═══ DOCUMENT PASSAGE ═══

This week I had the gift of time with K-5 educators across my district participating in the final of four “curriculum council” meetings we’ve shared this year. Teachers were first provided time to prepare by first reading a January/February 2022 article from the NCSS publication, Social Studies and the Young Learner titled, “Reading Diverse Books Is Not Enough: Challenging Racist Assumptions Using Asian American Children’s Literature.” Penned by Dr. Joanne Yi, the article shares her reflections on the experience of encountering “persistent challenges faced in combating the invisibility and racialization of Asian Americans” while exploring several picture books with first graders as a “gateway to rich conversations about diverse representation in stories and cultural identities.”
I selected this article to explore for a variety of reasons. One, many educators, especially those in my district, have come to embrace the words of Dr. Rudine Sims Bishop introduced over thirty years ago picture books as “windows, mirrors, and sliding doors”. Two, our community’s demographics have steadily grown in both the number and diversity of ethnicities represented. Such changes necessitate the need for teachers to better acquaint themselves with and deliver on culturally responsive teaching practices and an awareness of the different forms of racism and stereotyping that require dismantling.

═══ RAW DATA ═══

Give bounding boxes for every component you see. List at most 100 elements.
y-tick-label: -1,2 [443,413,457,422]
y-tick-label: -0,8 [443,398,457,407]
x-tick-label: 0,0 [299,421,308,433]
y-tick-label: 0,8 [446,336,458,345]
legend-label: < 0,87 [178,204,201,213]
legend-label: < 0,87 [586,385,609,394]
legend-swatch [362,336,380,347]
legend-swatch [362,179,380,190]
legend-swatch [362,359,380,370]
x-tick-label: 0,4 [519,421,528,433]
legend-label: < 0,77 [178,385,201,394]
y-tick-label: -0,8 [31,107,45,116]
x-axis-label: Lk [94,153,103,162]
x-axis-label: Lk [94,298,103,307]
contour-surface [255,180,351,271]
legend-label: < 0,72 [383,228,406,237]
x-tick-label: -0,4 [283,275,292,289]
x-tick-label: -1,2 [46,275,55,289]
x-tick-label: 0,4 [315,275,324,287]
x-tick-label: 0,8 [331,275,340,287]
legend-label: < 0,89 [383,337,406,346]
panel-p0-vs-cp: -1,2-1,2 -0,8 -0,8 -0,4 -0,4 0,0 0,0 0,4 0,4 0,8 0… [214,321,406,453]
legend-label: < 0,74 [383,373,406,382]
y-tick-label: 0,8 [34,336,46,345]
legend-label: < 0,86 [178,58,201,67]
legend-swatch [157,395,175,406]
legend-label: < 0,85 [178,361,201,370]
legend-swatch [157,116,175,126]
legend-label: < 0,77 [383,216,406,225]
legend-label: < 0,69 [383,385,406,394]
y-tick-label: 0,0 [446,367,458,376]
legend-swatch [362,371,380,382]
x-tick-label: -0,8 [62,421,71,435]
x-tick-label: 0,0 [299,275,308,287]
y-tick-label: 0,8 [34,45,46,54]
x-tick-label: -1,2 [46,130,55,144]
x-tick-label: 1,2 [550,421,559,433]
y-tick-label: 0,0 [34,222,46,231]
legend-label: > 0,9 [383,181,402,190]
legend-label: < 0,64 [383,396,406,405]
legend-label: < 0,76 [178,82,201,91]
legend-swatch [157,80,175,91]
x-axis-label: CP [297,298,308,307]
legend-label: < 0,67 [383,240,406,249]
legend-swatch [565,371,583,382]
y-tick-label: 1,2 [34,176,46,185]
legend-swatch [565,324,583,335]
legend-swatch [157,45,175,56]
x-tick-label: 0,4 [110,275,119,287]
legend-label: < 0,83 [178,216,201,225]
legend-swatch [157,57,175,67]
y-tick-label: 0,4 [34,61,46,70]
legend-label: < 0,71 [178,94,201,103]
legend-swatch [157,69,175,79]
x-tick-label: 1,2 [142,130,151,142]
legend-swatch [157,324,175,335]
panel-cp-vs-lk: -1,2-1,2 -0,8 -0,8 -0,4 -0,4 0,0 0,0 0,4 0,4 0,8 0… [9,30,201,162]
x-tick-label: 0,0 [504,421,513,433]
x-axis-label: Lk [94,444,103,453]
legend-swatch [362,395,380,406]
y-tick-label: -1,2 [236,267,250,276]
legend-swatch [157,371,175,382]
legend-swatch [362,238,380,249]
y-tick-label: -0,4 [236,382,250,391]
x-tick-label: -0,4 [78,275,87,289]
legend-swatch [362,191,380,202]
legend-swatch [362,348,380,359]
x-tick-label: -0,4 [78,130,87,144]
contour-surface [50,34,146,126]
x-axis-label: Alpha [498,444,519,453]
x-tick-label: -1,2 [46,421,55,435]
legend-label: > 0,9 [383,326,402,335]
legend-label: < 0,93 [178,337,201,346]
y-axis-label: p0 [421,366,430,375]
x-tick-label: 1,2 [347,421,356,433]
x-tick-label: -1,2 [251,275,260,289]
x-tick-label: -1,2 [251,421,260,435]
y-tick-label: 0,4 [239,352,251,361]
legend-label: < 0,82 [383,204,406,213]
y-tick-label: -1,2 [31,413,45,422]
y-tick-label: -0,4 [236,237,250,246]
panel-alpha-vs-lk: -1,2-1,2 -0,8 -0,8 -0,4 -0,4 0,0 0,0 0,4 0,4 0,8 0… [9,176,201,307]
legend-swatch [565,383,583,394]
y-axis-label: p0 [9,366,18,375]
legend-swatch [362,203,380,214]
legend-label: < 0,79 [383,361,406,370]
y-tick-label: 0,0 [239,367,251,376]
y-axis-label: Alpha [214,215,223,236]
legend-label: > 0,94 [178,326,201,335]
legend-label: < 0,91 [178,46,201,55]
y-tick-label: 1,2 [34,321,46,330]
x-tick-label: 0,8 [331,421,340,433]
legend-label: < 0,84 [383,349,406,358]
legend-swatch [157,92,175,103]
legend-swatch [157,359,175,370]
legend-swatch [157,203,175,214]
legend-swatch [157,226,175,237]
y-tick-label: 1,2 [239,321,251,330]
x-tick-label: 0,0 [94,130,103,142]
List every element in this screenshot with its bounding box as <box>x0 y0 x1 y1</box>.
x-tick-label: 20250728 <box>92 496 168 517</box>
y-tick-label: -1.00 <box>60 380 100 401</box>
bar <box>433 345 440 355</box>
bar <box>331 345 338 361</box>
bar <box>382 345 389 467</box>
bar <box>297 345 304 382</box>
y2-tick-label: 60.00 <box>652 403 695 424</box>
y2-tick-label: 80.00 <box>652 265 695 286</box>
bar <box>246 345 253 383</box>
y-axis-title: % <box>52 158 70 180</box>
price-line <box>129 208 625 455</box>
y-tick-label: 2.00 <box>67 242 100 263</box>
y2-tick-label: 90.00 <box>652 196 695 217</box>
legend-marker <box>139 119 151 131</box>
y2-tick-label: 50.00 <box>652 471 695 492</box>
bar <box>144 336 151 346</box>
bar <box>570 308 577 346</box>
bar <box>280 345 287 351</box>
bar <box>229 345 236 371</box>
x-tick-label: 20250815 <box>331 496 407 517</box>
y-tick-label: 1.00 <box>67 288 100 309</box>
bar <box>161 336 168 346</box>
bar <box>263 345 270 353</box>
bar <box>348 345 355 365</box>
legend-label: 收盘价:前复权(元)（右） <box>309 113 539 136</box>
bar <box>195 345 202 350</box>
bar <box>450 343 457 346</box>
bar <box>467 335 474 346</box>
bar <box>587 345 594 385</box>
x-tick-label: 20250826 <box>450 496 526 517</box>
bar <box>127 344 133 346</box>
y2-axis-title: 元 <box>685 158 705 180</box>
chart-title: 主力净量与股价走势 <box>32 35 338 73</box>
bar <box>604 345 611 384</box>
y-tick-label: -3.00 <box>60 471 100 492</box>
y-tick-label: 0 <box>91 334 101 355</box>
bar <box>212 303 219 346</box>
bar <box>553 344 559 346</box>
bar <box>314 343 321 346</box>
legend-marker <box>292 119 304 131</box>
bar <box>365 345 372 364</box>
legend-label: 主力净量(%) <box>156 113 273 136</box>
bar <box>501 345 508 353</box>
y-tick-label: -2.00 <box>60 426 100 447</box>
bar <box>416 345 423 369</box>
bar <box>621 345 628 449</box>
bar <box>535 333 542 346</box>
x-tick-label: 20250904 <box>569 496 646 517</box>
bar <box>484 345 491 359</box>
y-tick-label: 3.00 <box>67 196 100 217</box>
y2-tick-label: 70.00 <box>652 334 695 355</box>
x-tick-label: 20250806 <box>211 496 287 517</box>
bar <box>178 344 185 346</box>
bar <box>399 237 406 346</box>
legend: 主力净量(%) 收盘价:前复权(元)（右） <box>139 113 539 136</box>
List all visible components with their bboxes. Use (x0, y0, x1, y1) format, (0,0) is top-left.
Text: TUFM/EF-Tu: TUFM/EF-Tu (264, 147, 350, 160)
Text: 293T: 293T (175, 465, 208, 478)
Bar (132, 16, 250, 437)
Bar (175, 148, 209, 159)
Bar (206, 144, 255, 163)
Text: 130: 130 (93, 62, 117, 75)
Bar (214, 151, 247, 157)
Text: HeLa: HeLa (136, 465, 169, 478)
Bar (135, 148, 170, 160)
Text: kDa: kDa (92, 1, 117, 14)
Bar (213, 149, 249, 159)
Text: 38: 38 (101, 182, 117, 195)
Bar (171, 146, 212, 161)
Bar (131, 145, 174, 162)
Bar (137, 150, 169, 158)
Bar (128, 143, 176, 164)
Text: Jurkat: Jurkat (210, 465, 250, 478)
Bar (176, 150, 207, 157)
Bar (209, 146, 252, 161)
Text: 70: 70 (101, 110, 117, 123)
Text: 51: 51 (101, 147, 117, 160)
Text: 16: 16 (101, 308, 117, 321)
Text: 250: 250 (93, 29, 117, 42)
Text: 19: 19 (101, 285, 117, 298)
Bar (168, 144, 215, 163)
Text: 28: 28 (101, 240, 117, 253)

═══

Pick up the post about the curriculum council meeting and Dr. Joanne Yi's article after its last sentence and keep writing.

EXPECTED ANSWER:
When conversation rounds began with teachers, many shared that they had experienced surprise similar to the author’s when reconciling the contents of the picture books read with students reactions and own interpretations of the story’s read, whether it be the location of the story, identities of the main characters, or main ideas thread through the text. When asked what surprised them about the article, one teacher frankly shared the most surprising thing they found was that the author was surprised first graders hadn’t better grappled with understanding such aspects of the text. As they put it, “this happens with my fifth graders all the time. Of course its going to happen with first graders!”

Though the confines of our schedule limited deep conversation, the article brought forward important questions and practical ways to address deeply seated racialization of Asian Americans as a monolithic population and their stereotyping as “forever foreigners”. It also provided some background information surrounding our history of Asian American exclusion legislation and the forced removal of Japanese Americans into incarceration camps during World War II. Most educators, and American population more broadly have little understanding or even awareness of this history, and the ways present day actions and stereotypes can be tied back to these movements and moments in our country’s history.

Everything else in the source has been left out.